- [Written request] Give the number of lines containing the word "data" and nothing more.

▬▬▬

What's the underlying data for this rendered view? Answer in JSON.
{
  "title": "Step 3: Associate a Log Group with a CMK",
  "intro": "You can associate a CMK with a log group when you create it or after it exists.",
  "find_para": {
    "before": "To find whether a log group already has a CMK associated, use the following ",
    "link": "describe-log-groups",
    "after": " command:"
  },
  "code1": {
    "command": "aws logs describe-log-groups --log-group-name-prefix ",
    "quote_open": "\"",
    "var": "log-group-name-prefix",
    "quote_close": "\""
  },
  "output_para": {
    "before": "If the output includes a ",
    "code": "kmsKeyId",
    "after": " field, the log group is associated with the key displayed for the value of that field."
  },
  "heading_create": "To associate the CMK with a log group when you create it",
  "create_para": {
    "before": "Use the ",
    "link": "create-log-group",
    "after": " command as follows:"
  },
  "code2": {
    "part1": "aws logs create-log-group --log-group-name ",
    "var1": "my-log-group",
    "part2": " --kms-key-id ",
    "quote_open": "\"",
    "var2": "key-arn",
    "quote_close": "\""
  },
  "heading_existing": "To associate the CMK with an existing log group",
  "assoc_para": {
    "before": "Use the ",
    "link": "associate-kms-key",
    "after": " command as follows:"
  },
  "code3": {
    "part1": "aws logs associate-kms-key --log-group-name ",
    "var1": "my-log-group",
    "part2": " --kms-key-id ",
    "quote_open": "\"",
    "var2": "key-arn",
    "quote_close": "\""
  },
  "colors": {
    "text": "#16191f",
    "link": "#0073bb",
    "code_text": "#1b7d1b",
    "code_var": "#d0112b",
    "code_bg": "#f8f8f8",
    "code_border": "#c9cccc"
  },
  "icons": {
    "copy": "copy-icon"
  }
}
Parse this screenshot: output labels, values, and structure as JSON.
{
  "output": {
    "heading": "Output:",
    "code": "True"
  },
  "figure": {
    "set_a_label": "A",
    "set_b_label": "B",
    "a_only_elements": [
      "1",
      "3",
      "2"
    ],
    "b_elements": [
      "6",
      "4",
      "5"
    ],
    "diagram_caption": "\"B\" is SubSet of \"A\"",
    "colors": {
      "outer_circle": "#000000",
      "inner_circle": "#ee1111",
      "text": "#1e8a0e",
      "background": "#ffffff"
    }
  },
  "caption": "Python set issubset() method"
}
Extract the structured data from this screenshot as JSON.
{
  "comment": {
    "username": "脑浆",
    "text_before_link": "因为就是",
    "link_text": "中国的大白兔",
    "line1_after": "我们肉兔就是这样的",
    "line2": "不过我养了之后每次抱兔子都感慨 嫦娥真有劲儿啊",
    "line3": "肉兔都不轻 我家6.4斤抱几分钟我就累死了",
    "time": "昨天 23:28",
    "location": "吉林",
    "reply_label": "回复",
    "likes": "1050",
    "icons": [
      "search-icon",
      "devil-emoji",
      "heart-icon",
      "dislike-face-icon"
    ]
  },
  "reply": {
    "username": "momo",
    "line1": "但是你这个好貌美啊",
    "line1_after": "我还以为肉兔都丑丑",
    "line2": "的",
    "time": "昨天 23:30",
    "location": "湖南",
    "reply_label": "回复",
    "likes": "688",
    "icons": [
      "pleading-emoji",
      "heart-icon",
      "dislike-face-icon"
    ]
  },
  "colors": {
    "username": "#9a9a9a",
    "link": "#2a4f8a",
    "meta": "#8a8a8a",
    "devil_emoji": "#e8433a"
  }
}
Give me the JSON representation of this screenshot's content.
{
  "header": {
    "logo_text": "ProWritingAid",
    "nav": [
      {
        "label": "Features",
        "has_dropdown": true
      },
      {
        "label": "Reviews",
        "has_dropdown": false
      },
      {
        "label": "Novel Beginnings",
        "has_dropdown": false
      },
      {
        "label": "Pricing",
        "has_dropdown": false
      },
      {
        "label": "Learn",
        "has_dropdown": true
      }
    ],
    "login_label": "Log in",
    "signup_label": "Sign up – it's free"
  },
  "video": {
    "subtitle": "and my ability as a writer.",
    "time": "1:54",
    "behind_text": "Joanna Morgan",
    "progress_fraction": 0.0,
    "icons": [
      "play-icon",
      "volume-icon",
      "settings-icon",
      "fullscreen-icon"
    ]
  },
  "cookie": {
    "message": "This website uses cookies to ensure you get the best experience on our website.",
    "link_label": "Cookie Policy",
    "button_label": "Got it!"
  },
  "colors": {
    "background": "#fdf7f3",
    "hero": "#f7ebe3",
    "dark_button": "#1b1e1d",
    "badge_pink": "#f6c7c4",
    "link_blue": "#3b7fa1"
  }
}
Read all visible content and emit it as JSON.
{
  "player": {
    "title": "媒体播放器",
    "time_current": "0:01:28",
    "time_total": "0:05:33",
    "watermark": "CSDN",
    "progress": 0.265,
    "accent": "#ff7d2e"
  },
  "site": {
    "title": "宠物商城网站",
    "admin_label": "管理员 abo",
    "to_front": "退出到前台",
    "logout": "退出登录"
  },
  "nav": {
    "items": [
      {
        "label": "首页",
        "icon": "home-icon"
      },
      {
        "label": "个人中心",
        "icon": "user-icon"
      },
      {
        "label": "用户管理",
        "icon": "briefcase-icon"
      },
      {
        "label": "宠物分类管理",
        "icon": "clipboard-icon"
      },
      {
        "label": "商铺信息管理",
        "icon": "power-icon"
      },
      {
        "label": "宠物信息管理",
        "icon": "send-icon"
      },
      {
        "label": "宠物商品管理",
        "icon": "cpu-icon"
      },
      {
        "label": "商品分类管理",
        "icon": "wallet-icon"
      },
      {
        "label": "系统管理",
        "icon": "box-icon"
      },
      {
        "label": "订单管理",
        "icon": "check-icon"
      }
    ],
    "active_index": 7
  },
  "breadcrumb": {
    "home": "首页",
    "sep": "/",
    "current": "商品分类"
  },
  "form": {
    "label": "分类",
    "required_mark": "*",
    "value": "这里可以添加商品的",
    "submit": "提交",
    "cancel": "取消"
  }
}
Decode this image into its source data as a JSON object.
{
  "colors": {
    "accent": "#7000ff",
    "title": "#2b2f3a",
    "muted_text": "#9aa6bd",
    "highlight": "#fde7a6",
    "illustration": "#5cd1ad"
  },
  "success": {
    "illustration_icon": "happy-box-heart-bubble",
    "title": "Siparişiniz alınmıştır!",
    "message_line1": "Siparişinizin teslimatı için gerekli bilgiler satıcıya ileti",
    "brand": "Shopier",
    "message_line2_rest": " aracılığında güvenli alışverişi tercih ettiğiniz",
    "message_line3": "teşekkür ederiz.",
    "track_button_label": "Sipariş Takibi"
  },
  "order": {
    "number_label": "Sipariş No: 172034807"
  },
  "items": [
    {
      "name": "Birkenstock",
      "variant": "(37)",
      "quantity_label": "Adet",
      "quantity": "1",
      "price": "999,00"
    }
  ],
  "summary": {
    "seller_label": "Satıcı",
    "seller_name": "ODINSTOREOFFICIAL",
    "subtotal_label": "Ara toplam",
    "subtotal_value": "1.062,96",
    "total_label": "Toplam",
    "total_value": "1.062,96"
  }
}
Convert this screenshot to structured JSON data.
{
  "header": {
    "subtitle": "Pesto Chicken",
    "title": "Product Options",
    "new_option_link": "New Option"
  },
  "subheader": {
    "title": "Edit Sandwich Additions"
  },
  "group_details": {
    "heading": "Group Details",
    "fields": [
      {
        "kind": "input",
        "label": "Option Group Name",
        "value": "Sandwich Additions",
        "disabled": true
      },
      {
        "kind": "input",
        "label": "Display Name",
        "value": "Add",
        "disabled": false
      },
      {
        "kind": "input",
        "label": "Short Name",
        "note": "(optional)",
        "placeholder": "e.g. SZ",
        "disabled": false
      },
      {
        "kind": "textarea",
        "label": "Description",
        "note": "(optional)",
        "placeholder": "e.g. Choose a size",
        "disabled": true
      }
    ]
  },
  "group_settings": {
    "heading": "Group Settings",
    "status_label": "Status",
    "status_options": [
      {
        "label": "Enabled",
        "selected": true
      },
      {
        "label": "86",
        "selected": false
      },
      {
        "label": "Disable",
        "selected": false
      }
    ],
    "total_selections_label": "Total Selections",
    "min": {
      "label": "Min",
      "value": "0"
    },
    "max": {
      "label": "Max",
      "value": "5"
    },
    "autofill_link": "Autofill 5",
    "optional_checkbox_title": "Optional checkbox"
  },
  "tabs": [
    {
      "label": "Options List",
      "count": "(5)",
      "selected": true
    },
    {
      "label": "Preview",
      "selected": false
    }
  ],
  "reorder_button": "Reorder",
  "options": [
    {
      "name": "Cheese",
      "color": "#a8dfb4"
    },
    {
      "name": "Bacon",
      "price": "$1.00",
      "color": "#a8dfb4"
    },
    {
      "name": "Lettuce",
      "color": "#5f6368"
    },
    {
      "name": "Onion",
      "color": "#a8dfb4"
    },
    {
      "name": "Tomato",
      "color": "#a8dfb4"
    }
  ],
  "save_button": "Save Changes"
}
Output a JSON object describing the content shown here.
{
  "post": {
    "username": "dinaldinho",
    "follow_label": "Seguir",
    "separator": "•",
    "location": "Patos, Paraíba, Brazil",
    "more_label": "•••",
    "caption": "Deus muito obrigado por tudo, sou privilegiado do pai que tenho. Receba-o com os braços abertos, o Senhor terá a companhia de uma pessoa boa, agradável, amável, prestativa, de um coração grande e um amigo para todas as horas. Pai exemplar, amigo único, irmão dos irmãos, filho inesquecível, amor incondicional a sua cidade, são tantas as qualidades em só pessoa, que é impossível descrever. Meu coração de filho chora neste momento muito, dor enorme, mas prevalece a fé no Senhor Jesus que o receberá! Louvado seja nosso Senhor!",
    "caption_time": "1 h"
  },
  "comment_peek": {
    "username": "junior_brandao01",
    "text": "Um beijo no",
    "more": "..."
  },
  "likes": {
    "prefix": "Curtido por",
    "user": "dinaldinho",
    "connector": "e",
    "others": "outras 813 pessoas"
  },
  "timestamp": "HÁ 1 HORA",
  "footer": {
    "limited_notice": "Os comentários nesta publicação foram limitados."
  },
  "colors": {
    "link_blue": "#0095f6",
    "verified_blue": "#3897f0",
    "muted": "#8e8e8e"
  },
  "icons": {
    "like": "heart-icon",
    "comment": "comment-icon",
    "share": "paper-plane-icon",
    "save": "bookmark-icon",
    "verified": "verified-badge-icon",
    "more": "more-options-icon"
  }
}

▬▬▬

- [Final result] 4